- _What is required_
Below is a block of records; repeat all of them exactly.

- _Dataset_
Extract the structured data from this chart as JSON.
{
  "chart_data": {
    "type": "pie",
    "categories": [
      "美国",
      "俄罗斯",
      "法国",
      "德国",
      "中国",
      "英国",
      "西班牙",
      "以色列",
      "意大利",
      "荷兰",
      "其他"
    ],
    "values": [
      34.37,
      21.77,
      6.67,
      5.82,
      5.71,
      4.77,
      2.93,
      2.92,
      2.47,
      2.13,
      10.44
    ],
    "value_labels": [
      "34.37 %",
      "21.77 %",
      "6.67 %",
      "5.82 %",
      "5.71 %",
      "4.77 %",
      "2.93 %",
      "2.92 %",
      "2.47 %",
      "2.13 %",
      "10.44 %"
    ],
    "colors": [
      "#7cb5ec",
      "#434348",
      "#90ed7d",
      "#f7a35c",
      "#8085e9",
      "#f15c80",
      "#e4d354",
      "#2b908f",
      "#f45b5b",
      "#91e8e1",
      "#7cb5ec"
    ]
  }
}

- _Response_
Extract the structured data from this chart as JSON.
{
  "chart_data": {
    "type": "pie",
    "categories": [
      "美国",
      "俄罗斯",
      "法国",
      "德国",
      "中国",
      "英国",
      "西班牙",
      "以色列",
      "意大利",
      "荷兰",
      "其他"
    ],
    "values": [
      34.37,
      21.77,
      6.67,
      5.82,
      5.71,
      4.77,
      2.93,
      2.92,
      2.47,
      2.13,
      10.44
    ],
    "value_labels": [
      "34.37 %",
      "21.77 %",
      "6.67 %",
      "5.82 %",
      "5.71 %",
      "4.77 %",
      "2.93 %",
      "2.92 %",
      "2.47 %",
      "2.13 %",
      "10.44 %"
    ],
    "colors": [
      "#7cb5ec",
      "#434348",
      "#90ed7d",
      "#f7a35c",
      "#8085e9",
      "#f15c80",
      "#e4d354",
      "#2b908f",
      "#f45b5b",
      "#91e8e1",
      "#7cb5ec"
    ]
  }
}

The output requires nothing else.